Region boundary data
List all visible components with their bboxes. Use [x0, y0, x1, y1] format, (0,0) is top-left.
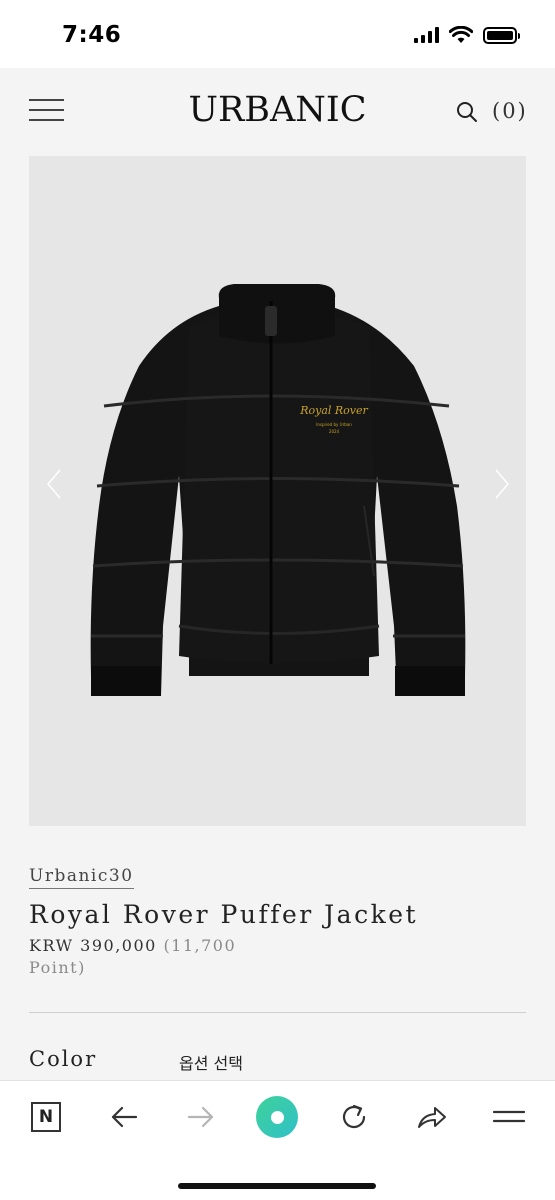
menu-lines-icon [493, 1110, 525, 1123]
menu-button[interactable] [487, 1095, 531, 1139]
previous-image-arrow-icon[interactable] [44, 466, 64, 502]
jacket-print-subtext: Inspired by Urban [316, 422, 352, 427]
jacket-print-year: 2024 [329, 429, 340, 434]
product-price: KRW 390,000 [29, 936, 157, 955]
naver-n-icon: N [31, 1102, 61, 1132]
green-dot-icon [256, 1096, 298, 1138]
status-icons [414, 26, 520, 44]
color-option-select[interactable]: 옵션 선택 [179, 1050, 243, 1074]
back-button[interactable] [102, 1095, 146, 1139]
green-dot-button[interactable] [255, 1095, 299, 1139]
cellular-signal-icon [414, 27, 439, 43]
status-bar: 7:46 [0, 0, 555, 68]
status-time: 7:46 [62, 22, 122, 48]
brand-link[interactable]: Urbanic30 [29, 866, 134, 889]
reload-icon [342, 1104, 366, 1129]
wifi-icon [449, 26, 473, 43]
reload-button[interactable] [332, 1095, 376, 1139]
jacket-print-text: Royal Rover [299, 404, 368, 417]
cart-count[interactable]: (0) [492, 99, 528, 123]
share-arrow-icon [418, 1107, 446, 1128]
arrow-right-icon [187, 1106, 214, 1128]
price-block: KRW 390,000 (11,700 Point) [29, 935, 269, 979]
product-title: Royal Rover Puffer Jacket [29, 900, 419, 929]
site-header: URBANIC (0) [0, 68, 555, 156]
color-option-label: Color [29, 1047, 98, 1071]
search-icon[interactable] [456, 101, 478, 123]
naver-home-button[interactable]: N [24, 1095, 68, 1139]
share-button[interactable] [410, 1095, 454, 1139]
home-indicator [178, 1183, 376, 1189]
forward-button[interactable] [179, 1095, 223, 1139]
divider [29, 1012, 526, 1013]
arrow-left-icon [111, 1106, 138, 1128]
jacket-photo: Royal Rover Inspired by Urban 2024 [90, 284, 466, 696]
product-image[interactable]: Royal Rover Inspired by Urban 2024 [29, 156, 526, 826]
battery-icon [483, 26, 520, 44]
next-image-arrow-icon[interactable] [492, 466, 512, 502]
browser-toolbar: N [0, 1080, 555, 1200]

### [Your task]
Please return every line of the items above word for word, leaving out the pictures.

### [Solution]
List all visible components with their bboxes. Use [x0, y0, x1, y1] format, (0,0) is top-left.
menu-lines-icon [493, 1110, 525, 1123]
menu-button[interactable] [487, 1095, 531, 1139]
previous-image-arrow-icon[interactable] [44, 466, 64, 502]
jacket-print-subtext: Inspired by Urban [316, 422, 352, 427]
jacket-print-year: 2024 [329, 429, 340, 434]
product-price: KRW 390,000 [29, 936, 157, 955]
naver-n-icon: N [31, 1102, 61, 1132]
green-dot-icon [256, 1096, 298, 1138]
status-icons [414, 26, 520, 44]
color-option-select[interactable]: 옵션 선택 [179, 1050, 243, 1074]
back-button[interactable] [102, 1095, 146, 1139]
green-dot-button[interactable] [255, 1095, 299, 1139]
cellular-signal-icon [414, 27, 439, 43]
status-bar: 7:46 [0, 0, 555, 68]
status-time: 7:46 [62, 22, 122, 48]
brand-link[interactable]: Urbanic30 [29, 866, 134, 889]
reload-icon [342, 1104, 366, 1129]
wifi-icon [449, 26, 473, 43]
reload-button[interactable] [332, 1095, 376, 1139]
jacket-print-text: Royal Rover [299, 404, 368, 417]
cart-count[interactable]: (0) [492, 99, 528, 123]
share-arrow-icon [418, 1107, 446, 1128]
arrow-right-icon [187, 1106, 214, 1128]
price-block: KRW 390,000 (11,700 Point) [29, 935, 269, 979]
product-title: Royal Rover Puffer Jacket [29, 900, 419, 929]
site-header: URBANIC (0) [0, 68, 555, 156]
color-option-label: Color [29, 1047, 98, 1071]
search-icon[interactable] [456, 101, 478, 123]
naver-home-button[interactable]: N [24, 1095, 68, 1139]
share-button[interactable] [410, 1095, 454, 1139]
home-indicator [178, 1183, 376, 1189]
forward-button[interactable] [179, 1095, 223, 1139]
divider [29, 1012, 526, 1013]
arrow-left-icon [111, 1106, 138, 1128]
jacket-photo: Royal Rover Inspired by Urban 2024 [90, 284, 466, 696]
product-image[interactable]: Royal Rover Inspired by Urban 2024 [29, 156, 526, 826]
battery-icon [483, 26, 520, 44]
next-image-arrow-icon[interactable] [492, 466, 512, 502]
browser-toolbar: N [0, 1080, 555, 1200]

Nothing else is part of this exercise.